Across the entries below, how many lines contain the string "points"? Give only the count.

• _Entries_
Begin
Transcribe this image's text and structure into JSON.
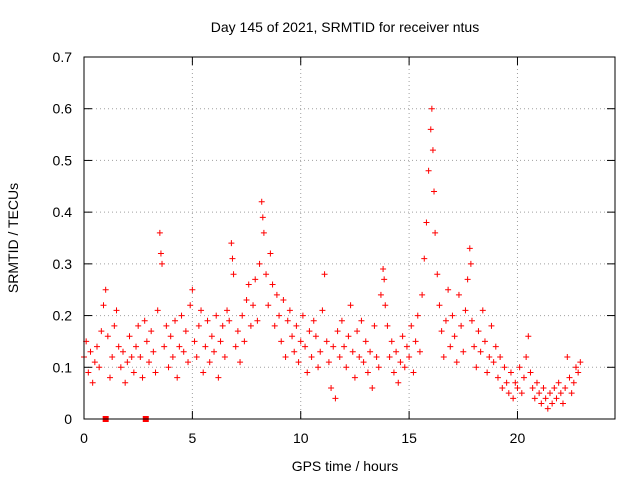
{
  "chart_data": {
    "type": "scatter",
    "title": "Day 145 of 2021, SRMTID for receiver ntus",
    "xlabel": "GPS time / hours",
    "ylabel": "SRMTID / TECUs",
    "xlim": [
      0,
      24.5
    ],
    "ylim": [
      0,
      0.7
    ],
    "x_ticks": [
      0,
      5,
      10,
      15,
      20
    ],
    "y_ticks": [
      0,
      0.1,
      0.2,
      0.3,
      0.4,
      0.5,
      0.6,
      0.7
    ],
    "x_tick_labels": [
      "0",
      "5",
      "10",
      "15",
      "20"
    ],
    "y_tick_labels": [
      "0",
      "0.1",
      "0.2",
      "0.3",
      "0.4",
      "0.5",
      "0.6",
      "0.7"
    ],
    "grid": true,
    "marker": "+",
    "color": "#ff0000",
    "note": "Dense scatter of roughly 1500 points; listed points are representative samples read off the figure.",
    "series": [
      {
        "name": "SRMTID",
        "points": [
          [
            0.0,
            0.12
          ],
          [
            0.1,
            0.15
          ],
          [
            0.2,
            0.09
          ],
          [
            0.3,
            0.13
          ],
          [
            0.4,
            0.07
          ],
          [
            0.5,
            0.11
          ],
          [
            0.6,
            0.14
          ],
          [
            0.7,
            0.1
          ],
          [
            0.8,
            0.17
          ],
          [
            0.9,
            0.22
          ],
          [
            1.0,
            0.25
          ],
          [
            1.1,
            0.16
          ],
          [
            1.2,
            0.08
          ],
          [
            1.3,
            0.12
          ],
          [
            1.4,
            0.18
          ],
          [
            1.5,
            0.21
          ],
          [
            1.6,
            0.14
          ],
          [
            1.7,
            0.1
          ],
          [
            1.8,
            0.13
          ],
          [
            1.9,
            0.07
          ],
          [
            2.0,
            0.11
          ],
          [
            2.1,
            0.16
          ],
          [
            2.2,
            0.12
          ],
          [
            2.3,
            0.09
          ],
          [
            2.4,
            0.14
          ],
          [
            2.5,
            0.18
          ],
          [
            2.6,
            0.12
          ],
          [
            2.7,
            0.08
          ],
          [
            2.8,
            0.19
          ],
          [
            2.9,
            0.15
          ],
          [
            3.0,
            0.11
          ],
          [
            3.1,
            0.17
          ],
          [
            3.2,
            0.13
          ],
          [
            3.3,
            0.09
          ],
          [
            3.4,
            0.21
          ],
          [
            3.5,
            0.36
          ],
          [
            3.55,
            0.32
          ],
          [
            3.6,
            0.3
          ],
          [
            3.7,
            0.14
          ],
          [
            3.8,
            0.18
          ],
          [
            3.9,
            0.1
          ],
          [
            4.0,
            0.16
          ],
          [
            4.1,
            0.12
          ],
          [
            4.2,
            0.19
          ],
          [
            4.3,
            0.08
          ],
          [
            4.4,
            0.14
          ],
          [
            4.5,
            0.2
          ],
          [
            4.6,
            0.13
          ],
          [
            4.7,
            0.17
          ],
          [
            4.8,
            0.11
          ],
          [
            4.9,
            0.22
          ],
          [
            5.0,
            0.25
          ],
          [
            5.1,
            0.15
          ],
          [
            5.2,
            0.12
          ],
          [
            5.3,
            0.18
          ],
          [
            5.4,
            0.21
          ],
          [
            5.5,
            0.09
          ],
          [
            5.6,
            0.14
          ],
          [
            5.7,
            0.19
          ],
          [
            5.8,
            0.11
          ],
          [
            5.9,
            0.16
          ],
          [
            6.0,
            0.13
          ],
          [
            6.1,
            0.2
          ],
          [
            6.2,
            0.08
          ],
          [
            6.3,
            0.15
          ],
          [
            6.4,
            0.18
          ],
          [
            6.5,
            0.12
          ],
          [
            6.6,
            0.21
          ],
          [
            6.7,
            0.19
          ],
          [
            6.8,
            0.34
          ],
          [
            6.85,
            0.31
          ],
          [
            6.9,
            0.28
          ],
          [
            7.0,
            0.14
          ],
          [
            7.1,
            0.17
          ],
          [
            7.2,
            0.11
          ],
          [
            7.3,
            0.2
          ],
          [
            7.4,
            0.15
          ],
          [
            7.5,
            0.23
          ],
          [
            7.6,
            0.26
          ],
          [
            7.7,
            0.18
          ],
          [
            7.8,
            0.22
          ],
          [
            7.9,
            0.27
          ],
          [
            8.0,
            0.19
          ],
          [
            8.1,
            0.3
          ],
          [
            8.2,
            0.42
          ],
          [
            8.25,
            0.39
          ],
          [
            8.3,
            0.36
          ],
          [
            8.4,
            0.28
          ],
          [
            8.5,
            0.22
          ],
          [
            8.6,
            0.32
          ],
          [
            8.7,
            0.26
          ],
          [
            8.8,
            0.18
          ],
          [
            8.9,
            0.24
          ],
          [
            9.0,
            0.2
          ],
          [
            9.1,
            0.15
          ],
          [
            9.2,
            0.23
          ],
          [
            9.3,
            0.12
          ],
          [
            9.4,
            0.19
          ],
          [
            9.5,
            0.21
          ],
          [
            9.6,
            0.16
          ],
          [
            9.7,
            0.13
          ],
          [
            9.8,
            0.18
          ],
          [
            9.9,
            0.11
          ],
          [
            10.0,
            0.15
          ],
          [
            10.1,
            0.2
          ],
          [
            10.2,
            0.14
          ],
          [
            10.3,
            0.09
          ],
          [
            10.4,
            0.17
          ],
          [
            10.5,
            0.12
          ],
          [
            10.6,
            0.19
          ],
          [
            10.7,
            0.16
          ],
          [
            10.8,
            0.1
          ],
          [
            10.9,
            0.13
          ],
          [
            11.0,
            0.21
          ],
          [
            11.1,
            0.28
          ],
          [
            11.2,
            0.15
          ],
          [
            11.3,
            0.11
          ],
          [
            11.4,
            0.06
          ],
          [
            11.5,
            0.14
          ],
          [
            11.6,
            0.04
          ],
          [
            11.7,
            0.17
          ],
          [
            11.8,
            0.12
          ],
          [
            11.9,
            0.19
          ],
          [
            12.0,
            0.14
          ],
          [
            12.1,
            0.1
          ],
          [
            12.2,
            0.16
          ],
          [
            12.3,
            0.22
          ],
          [
            12.4,
            0.13
          ],
          [
            12.5,
            0.08
          ],
          [
            12.6,
            0.17
          ],
          [
            12.7,
            0.12
          ],
          [
            12.8,
            0.19
          ],
          [
            12.9,
            0.11
          ],
          [
            13.0,
            0.15
          ],
          [
            13.1,
            0.09
          ],
          [
            13.2,
            0.13
          ],
          [
            13.3,
            0.06
          ],
          [
            13.4,
            0.18
          ],
          [
            13.5,
            0.12
          ],
          [
            13.6,
            0.1
          ],
          [
            13.7,
            0.24
          ],
          [
            13.8,
            0.29
          ],
          [
            13.85,
            0.27
          ],
          [
            13.9,
            0.22
          ],
          [
            14.0,
            0.18
          ],
          [
            14.1,
            0.12
          ],
          [
            14.2,
            0.15
          ],
          [
            14.3,
            0.09
          ],
          [
            14.4,
            0.13
          ],
          [
            14.5,
            0.07
          ],
          [
            14.6,
            0.11
          ],
          [
            14.7,
            0.16
          ],
          [
            14.8,
            0.1
          ],
          [
            14.9,
            0.14
          ],
          [
            15.0,
            0.12
          ],
          [
            15.1,
            0.18
          ],
          [
            15.2,
            0.09
          ],
          [
            15.3,
            0.15
          ],
          [
            15.4,
            0.2
          ],
          [
            15.5,
            0.13
          ],
          [
            15.6,
            0.24
          ],
          [
            15.7,
            0.31
          ],
          [
            15.8,
            0.38
          ],
          [
            15.9,
            0.48
          ],
          [
            16.0,
            0.56
          ],
          [
            16.05,
            0.6
          ],
          [
            16.1,
            0.52
          ],
          [
            16.15,
            0.44
          ],
          [
            16.2,
            0.36
          ],
          [
            16.3,
            0.28
          ],
          [
            16.4,
            0.22
          ],
          [
            16.5,
            0.17
          ],
          [
            16.6,
            0.12
          ],
          [
            16.7,
            0.19
          ],
          [
            16.8,
            0.25
          ],
          [
            16.9,
            0.14
          ],
          [
            17.0,
            0.2
          ],
          [
            17.1,
            0.16
          ],
          [
            17.2,
            0.11
          ],
          [
            17.3,
            0.24
          ],
          [
            17.4,
            0.18
          ],
          [
            17.5,
            0.13
          ],
          [
            17.6,
            0.21
          ],
          [
            17.7,
            0.27
          ],
          [
            17.8,
            0.33
          ],
          [
            17.85,
            0.3
          ],
          [
            17.9,
            0.19
          ],
          [
            18.0,
            0.14
          ],
          [
            18.1,
            0.1
          ],
          [
            18.2,
            0.17
          ],
          [
            18.3,
            0.13
          ],
          [
            18.4,
            0.21
          ],
          [
            18.5,
            0.15
          ],
          [
            18.6,
            0.09
          ],
          [
            18.7,
            0.12
          ],
          [
            18.8,
            0.18
          ],
          [
            18.9,
            0.11
          ],
          [
            19.0,
            0.14
          ],
          [
            19.1,
            0.08
          ],
          [
            19.2,
            0.12
          ],
          [
            19.3,
            0.06
          ],
          [
            19.4,
            0.1
          ],
          [
            19.5,
            0.07
          ],
          [
            19.6,
            0.05
          ],
          [
            19.7,
            0.09
          ],
          [
            19.8,
            0.04
          ],
          [
            19.9,
            0.07
          ],
          [
            20.0,
            0.06
          ],
          [
            20.1,
            0.1
          ],
          [
            20.2,
            0.05
          ],
          [
            20.3,
            0.08
          ],
          [
            20.4,
            0.12
          ],
          [
            20.5,
            0.16
          ],
          [
            20.6,
            0.09
          ],
          [
            20.7,
            0.06
          ],
          [
            20.8,
            0.04
          ],
          [
            20.9,
            0.07
          ],
          [
            21.0,
            0.05
          ],
          [
            21.1,
            0.03
          ],
          [
            21.2,
            0.06
          ],
          [
            21.3,
            0.04
          ],
          [
            21.4,
            0.02
          ],
          [
            21.5,
            0.05
          ],
          [
            21.6,
            0.03
          ],
          [
            21.7,
            0.06
          ],
          [
            21.8,
            0.04
          ],
          [
            21.9,
            0.07
          ],
          [
            22.0,
            0.05
          ],
          [
            22.1,
            0.03
          ],
          [
            22.2,
            0.06
          ],
          [
            22.3,
            0.12
          ],
          [
            22.4,
            0.08
          ],
          [
            22.5,
            0.05
          ],
          [
            22.6,
            0.07
          ],
          [
            22.7,
            0.1
          ],
          [
            22.8,
            0.09
          ],
          [
            22.9,
            0.11
          ]
        ]
      }
    ],
    "filled_markers": [
      [
        1.0,
        0.0
      ],
      [
        2.85,
        0.0
      ]
    ]
  }
}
End
• _Reply_
2